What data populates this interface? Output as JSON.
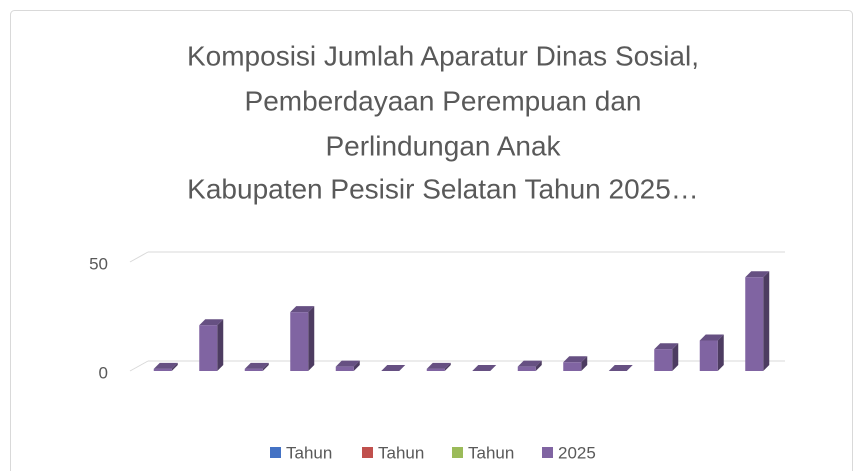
{
  "chart_data": {
    "type": "bar",
    "title": [
      "Komposisi Jumlah Aparatur Dinas Sosial,",
      "Pemberdayaan Perempuan dan",
      "Perlindungan Anak",
      "Kabupaten Pesisir Selatan Tahun 2025…"
    ],
    "categories": [
      null,
      null,
      null,
      null,
      null,
      null,
      null,
      null,
      null,
      null,
      null,
      null,
      null,
      null
    ],
    "series": [
      {
        "name": "Tahun",
        "color": "#4472c4",
        "values": [
          null,
          null,
          null,
          null,
          null,
          null,
          null,
          null,
          null,
          null,
          null,
          null,
          null,
          null
        ]
      },
      {
        "name": "Tahun",
        "color": "#c0504d",
        "values": [
          null,
          null,
          null,
          null,
          null,
          null,
          null,
          null,
          null,
          null,
          null,
          null,
          null,
          null
        ]
      },
      {
        "name": "Tahun",
        "color": "#9bbb59",
        "values": [
          null,
          null,
          null,
          null,
          null,
          null,
          null,
          null,
          null,
          null,
          null,
          null,
          null,
          null
        ]
      },
      {
        "name": "2025",
        "color": "#8064a2",
        "values": [
          1,
          21,
          1,
          27,
          2,
          0,
          1,
          0,
          2,
          4,
          0,
          10,
          14,
          43
        ]
      }
    ],
    "ylim": [
      0,
      50
    ],
    "yticks": [
      0,
      50
    ],
    "grid": true,
    "legend": "bottom"
  }
}
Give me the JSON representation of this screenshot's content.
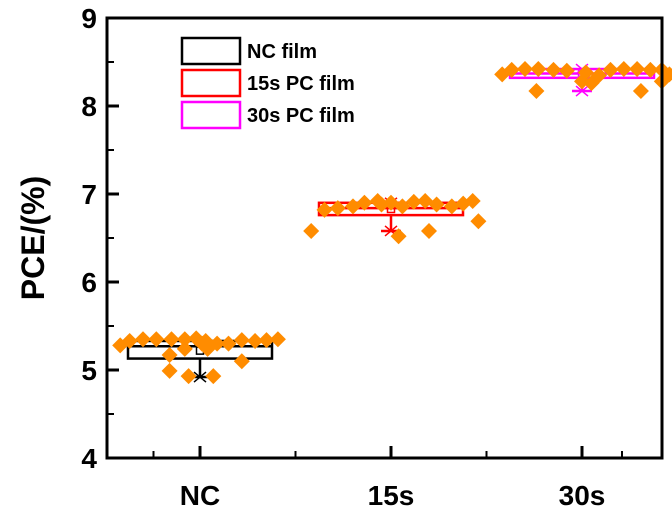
{
  "chart_data": {
    "type": "box",
    "title": "",
    "xlabel": "",
    "ylabel": "PCE/(%)",
    "ylim": [
      4,
      9
    ],
    "yticks": [
      "4",
      "5",
      "6",
      "7",
      "8",
      "9"
    ],
    "categories": [
      "NC",
      "15s",
      "30s"
    ],
    "grid": false,
    "legend_position": "top-left",
    "point_color": "#ff8c00",
    "series": [
      {
        "name": "NC film",
        "category": "NC",
        "color": "#000000",
        "box": {
          "q1": 5.13,
          "median": 5.27,
          "q3": 5.33,
          "whisker_low": 4.92,
          "whisker_high": 5.33,
          "mean": 5.22
        },
        "points": [
          [
            -0.42,
            5.28
          ],
          [
            -0.37,
            5.33
          ],
          [
            -0.3,
            5.35
          ],
          [
            -0.23,
            5.35
          ],
          [
            -0.15,
            5.35
          ],
          [
            -0.08,
            5.35
          ],
          [
            -0.02,
            5.36
          ],
          [
            0.03,
            5.33
          ],
          [
            0.09,
            5.3
          ],
          [
            0.15,
            5.3
          ],
          [
            0.22,
            5.34
          ],
          [
            0.29,
            5.33
          ],
          [
            0.35,
            5.34
          ],
          [
            0.41,
            5.35
          ],
          [
            -0.16,
            5.17
          ],
          [
            0.04,
            5.24
          ],
          [
            -0.08,
            5.24
          ],
          [
            0.22,
            5.1
          ],
          [
            -0.16,
            4.99
          ],
          [
            -0.06,
            4.93
          ],
          [
            0.07,
            4.93
          ],
          [
            0.01,
            5.3
          ]
        ]
      },
      {
        "name": "15s PC film",
        "category": "15s",
        "color": "#ff0000",
        "box": {
          "q1": 6.76,
          "median": 6.84,
          "q3": 6.9,
          "whisker_low": 6.58,
          "whisker_high": 6.9,
          "mean": 6.83
        },
        "points": [
          [
            -0.42,
            6.58
          ],
          [
            -0.35,
            6.82
          ],
          [
            -0.28,
            6.84
          ],
          [
            -0.2,
            6.86
          ],
          [
            -0.14,
            6.9
          ],
          [
            -0.07,
            6.92
          ],
          [
            0.0,
            6.9
          ],
          [
            0.06,
            6.86
          ],
          [
            0.12,
            6.91
          ],
          [
            0.18,
            6.92
          ],
          [
            0.24,
            6.88
          ],
          [
            0.32,
            6.86
          ],
          [
            0.38,
            6.89
          ],
          [
            0.43,
            6.92
          ],
          [
            0.04,
            6.52
          ],
          [
            0.2,
            6.58
          ],
          [
            0.46,
            6.69
          ],
          [
            -0.05,
            6.88
          ]
        ]
      },
      {
        "name": "30s PC film",
        "category": "30s",
        "color": "#ff00ff",
        "box": {
          "q1": 8.32,
          "median": 8.37,
          "q3": 8.42,
          "whisker_low": 8.17,
          "whisker_high": 8.42,
          "mean": 8.38
        },
        "points": [
          [
            -0.42,
            8.36
          ],
          [
            -0.37,
            8.41
          ],
          [
            -0.3,
            8.42
          ],
          [
            -0.23,
            8.42
          ],
          [
            -0.15,
            8.41
          ],
          [
            -0.08,
            8.4
          ],
          [
            0.02,
            8.38
          ],
          [
            0.09,
            8.35
          ],
          [
            0.15,
            8.41
          ],
          [
            0.22,
            8.42
          ],
          [
            0.29,
            8.42
          ],
          [
            0.36,
            8.41
          ],
          [
            0.42,
            8.41
          ],
          [
            0.46,
            8.36
          ],
          [
            -0.24,
            8.17
          ],
          [
            0.05,
            8.26
          ],
          [
            0.31,
            8.17
          ],
          [
            0.42,
            8.28
          ],
          [
            0.0,
            8.28
          ]
        ]
      }
    ]
  }
}
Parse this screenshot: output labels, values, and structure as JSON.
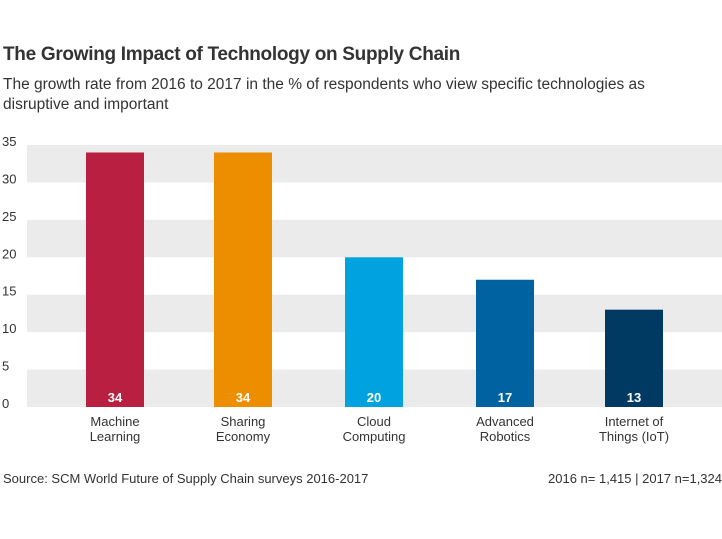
{
  "title": "The Growing Impact of Technology on Supply Chain",
  "subtitle": "The growth rate from 2016 to 2017 in the % of respondents who view specific technologies as disruptive and important",
  "source": "Source: SCM World Future of Supply Chain surveys 2016-2017",
  "sample_note": "2016 n= 1,415 | 2017 n=1,324",
  "chart_data": {
    "type": "bar",
    "categories": [
      [
        "Machine",
        "Learning"
      ],
      [
        "Sharing",
        "Economy"
      ],
      [
        "Cloud",
        "Computing"
      ],
      [
        "Advanced",
        "Robotics"
      ],
      [
        "Internet of",
        "Things (IoT)"
      ]
    ],
    "values": [
      34,
      34,
      20,
      17,
      13
    ],
    "colors": [
      "#b81f40",
      "#ec8e00",
      "#00a3e0",
      "#0062a0",
      "#003a63"
    ],
    "ylim": [
      0,
      35
    ],
    "yticks": [
      0,
      5,
      10,
      15,
      20,
      25,
      30,
      35
    ],
    "grid": "alternating horizontal bands",
    "band_color": "#ebebeb"
  }
}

◆ The request ◆
From the data, pick out every line that includes "grid".

◆ Expected answer ◆
    "grid": true,
    "grid": false,
    "grid": "alternating horizontal bands",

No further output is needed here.